* [Text under study]
-.-.-
Working towards the goal of plantwide optimisation, the primary objective is to get all parts of a manufacturing environment working to maximise asset utilisation, productivity and uptime and seamlessly integrate this with all other aspects of the organisation. Although there are multiple facets to these objectives, the deployment of a robust, single-platform integrated architecture that can handle discrete, control, process, safety and motion sets the foundation upon which all further optimisation steps can build.

The value of an automation supplier is its ability to provide total solutions for a plant - from MES to I/Os - with real-time visibility and complete control of all production parameters across the plant. In addition, the ability to link the process automation to the discrete automation provides higher performance and lower operating costs. The right supplier will also be able to link regulation and safety compliance to high productivity.

Dominic Molloy, director of marketing, Rockwell Automation - European Region, explains: "Arguably the most important element of any plant-wide optimisation programme is the 'backbone' that acts not only as the conduit for the data, but also for all the automation and safety functions of the machines and processes. With multiple networks, protocols and suppliers, bottlenecks are inevitable, as data is transposed from one format to another, adding unwanted time to any process.

"Through the use of a single network, in this case a standard, unmodified Ethernet Industrial Protocol network (EtherNet/IP), Rockwell Automation is advancing the seamless transfer of data from point to point; be it the simplest component-level I/O block, all the way up to the overarching company MES system." With EtherNet/IP providing the link between discrete control, process, safety, automation and motion, investment in training, software licenses, machine design, programming, parts management and data handling can be reduced. With the singlenetwork approach utilising Integrated Architecture the sharing of data, from highlevel programmes all the way down to simple on/off signals is made simple.

In addition, the seamless integration of EtherNet/IP and the two other standard networks from Rockwell Automation (DeviceNet for plant-floor networks and ControlNet for an enterprise network) allows simple and efficient migration steps to be made or the use of all three networks which allows movement of data in much the same way as a standard EtherNet/IP network.
-.-.-
* [Data for analysis]

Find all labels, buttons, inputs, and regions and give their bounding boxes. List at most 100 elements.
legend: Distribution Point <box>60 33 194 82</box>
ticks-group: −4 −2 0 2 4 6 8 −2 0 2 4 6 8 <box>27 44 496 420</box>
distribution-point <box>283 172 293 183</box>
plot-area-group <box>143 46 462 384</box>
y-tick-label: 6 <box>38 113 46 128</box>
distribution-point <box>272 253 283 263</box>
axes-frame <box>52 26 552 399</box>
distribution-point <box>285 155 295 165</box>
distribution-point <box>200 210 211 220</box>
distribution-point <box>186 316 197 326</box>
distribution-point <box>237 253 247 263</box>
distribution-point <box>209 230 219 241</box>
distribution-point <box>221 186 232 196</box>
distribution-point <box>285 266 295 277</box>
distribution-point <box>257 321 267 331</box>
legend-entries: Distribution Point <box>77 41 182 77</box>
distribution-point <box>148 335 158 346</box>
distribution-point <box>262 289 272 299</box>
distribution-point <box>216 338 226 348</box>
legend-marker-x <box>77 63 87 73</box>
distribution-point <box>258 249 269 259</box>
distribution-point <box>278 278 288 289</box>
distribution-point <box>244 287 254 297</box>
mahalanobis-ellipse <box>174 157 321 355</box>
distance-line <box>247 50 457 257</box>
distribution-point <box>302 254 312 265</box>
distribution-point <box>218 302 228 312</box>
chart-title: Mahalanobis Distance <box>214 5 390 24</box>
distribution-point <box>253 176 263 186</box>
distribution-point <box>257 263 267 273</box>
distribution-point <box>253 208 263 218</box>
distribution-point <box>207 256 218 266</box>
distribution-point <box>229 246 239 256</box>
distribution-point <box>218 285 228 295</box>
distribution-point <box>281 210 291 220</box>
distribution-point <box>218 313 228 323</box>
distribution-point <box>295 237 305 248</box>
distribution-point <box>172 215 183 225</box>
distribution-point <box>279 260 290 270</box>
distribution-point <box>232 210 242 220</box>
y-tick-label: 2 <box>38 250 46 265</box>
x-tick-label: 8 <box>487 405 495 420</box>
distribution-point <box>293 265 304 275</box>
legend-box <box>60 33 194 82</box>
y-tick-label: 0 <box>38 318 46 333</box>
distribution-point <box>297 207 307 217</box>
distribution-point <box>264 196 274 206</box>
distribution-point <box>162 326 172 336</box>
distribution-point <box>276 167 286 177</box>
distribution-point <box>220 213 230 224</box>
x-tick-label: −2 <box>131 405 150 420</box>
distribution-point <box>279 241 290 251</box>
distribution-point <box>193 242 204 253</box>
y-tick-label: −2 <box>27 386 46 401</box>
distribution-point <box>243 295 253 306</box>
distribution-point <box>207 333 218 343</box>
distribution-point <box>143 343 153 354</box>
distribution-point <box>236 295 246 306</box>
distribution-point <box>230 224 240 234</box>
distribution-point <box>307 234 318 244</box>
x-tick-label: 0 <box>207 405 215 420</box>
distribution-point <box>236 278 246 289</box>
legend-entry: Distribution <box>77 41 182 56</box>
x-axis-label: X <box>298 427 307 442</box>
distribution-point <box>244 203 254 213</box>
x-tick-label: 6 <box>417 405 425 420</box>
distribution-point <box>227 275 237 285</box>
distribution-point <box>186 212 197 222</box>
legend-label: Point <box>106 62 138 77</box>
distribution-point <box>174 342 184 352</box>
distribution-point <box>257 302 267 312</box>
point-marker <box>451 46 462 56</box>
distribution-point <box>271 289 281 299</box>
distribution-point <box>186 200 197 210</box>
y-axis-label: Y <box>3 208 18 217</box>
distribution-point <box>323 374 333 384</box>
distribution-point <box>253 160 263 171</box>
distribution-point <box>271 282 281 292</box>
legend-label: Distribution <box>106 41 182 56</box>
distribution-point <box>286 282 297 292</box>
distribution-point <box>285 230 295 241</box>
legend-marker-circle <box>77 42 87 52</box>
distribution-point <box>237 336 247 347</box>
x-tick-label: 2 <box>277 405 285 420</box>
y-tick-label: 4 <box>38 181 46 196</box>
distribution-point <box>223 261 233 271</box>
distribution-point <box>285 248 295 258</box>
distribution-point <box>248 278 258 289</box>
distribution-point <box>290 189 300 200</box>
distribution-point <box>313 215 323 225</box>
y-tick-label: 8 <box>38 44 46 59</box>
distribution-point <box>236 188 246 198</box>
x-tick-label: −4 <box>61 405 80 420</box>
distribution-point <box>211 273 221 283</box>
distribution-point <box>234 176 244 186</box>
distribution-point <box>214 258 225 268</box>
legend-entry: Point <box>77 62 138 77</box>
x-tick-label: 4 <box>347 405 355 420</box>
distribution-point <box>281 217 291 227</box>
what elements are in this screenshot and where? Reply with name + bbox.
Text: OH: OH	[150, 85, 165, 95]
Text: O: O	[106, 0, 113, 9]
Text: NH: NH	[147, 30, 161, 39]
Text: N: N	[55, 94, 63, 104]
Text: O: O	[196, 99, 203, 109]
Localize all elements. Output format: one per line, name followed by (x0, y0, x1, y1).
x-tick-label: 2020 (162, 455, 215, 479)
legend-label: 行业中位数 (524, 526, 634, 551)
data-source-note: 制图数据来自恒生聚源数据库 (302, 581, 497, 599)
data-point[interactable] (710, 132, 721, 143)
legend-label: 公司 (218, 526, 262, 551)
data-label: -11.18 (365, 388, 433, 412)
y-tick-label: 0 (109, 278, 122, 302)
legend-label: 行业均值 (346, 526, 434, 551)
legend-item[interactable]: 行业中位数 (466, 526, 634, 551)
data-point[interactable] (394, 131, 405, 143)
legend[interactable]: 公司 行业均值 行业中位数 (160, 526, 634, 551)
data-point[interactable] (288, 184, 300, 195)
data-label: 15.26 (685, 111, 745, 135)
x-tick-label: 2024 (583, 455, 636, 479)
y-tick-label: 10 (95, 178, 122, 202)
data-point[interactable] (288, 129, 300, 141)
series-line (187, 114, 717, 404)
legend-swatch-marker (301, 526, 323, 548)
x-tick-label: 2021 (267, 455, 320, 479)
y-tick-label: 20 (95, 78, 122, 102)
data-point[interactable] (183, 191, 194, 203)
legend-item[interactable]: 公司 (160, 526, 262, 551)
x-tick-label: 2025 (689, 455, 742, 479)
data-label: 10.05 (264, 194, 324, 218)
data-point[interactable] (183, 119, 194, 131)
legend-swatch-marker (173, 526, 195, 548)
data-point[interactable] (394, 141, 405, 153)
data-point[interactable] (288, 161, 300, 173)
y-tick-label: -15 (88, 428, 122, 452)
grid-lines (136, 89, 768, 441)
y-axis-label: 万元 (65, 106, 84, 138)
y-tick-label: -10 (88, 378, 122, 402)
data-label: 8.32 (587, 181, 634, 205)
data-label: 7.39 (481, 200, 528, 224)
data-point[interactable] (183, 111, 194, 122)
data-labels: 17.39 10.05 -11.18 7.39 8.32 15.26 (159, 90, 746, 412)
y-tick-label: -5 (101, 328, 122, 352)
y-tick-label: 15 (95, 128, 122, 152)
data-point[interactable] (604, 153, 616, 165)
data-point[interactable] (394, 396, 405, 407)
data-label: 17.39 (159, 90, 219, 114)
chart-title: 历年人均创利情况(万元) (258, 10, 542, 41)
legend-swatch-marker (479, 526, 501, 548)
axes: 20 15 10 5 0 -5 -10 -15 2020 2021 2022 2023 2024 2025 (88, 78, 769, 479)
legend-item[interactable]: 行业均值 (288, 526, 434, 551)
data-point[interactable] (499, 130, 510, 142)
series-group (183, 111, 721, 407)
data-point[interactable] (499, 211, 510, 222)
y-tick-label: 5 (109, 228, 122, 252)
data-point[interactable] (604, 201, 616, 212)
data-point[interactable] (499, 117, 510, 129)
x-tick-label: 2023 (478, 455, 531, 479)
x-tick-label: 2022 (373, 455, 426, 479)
-.-.-
* [Parts of the exercise]
1. Please repeat the passage on plantwide optimization word for word, from "Working towards the" to "steps can build.".
2. In the passage on plantwide optimization, what is each of Rockwell Automation's DeviceNet and ControlNet networks used for?
3. According to the passage on plantwide optimization, why are bottlenecks inevitable with multiple networks, protocols and suppliers?
The data is not needed here.

* [Set of answers]
1.
Working towards the goal of plantwide optimisation, the primary objective is to get all parts of a manufacturing environment working to maximise asset utilisation, productivity and uptime and seamlessly integrate this with all other aspects of the organisation. Although there are multiple facets to these objectives, the deployment of a robust, single-platform integrated architecture that can handle discrete, control, process, safety and motion sets the foundation upon which all further optimisation steps can build.

2. DeviceNet is for plant-floor networks, and ControlNet is for an enterprise network.

3. Data has to be transposed from one format to another, which adds unwanted time to any process.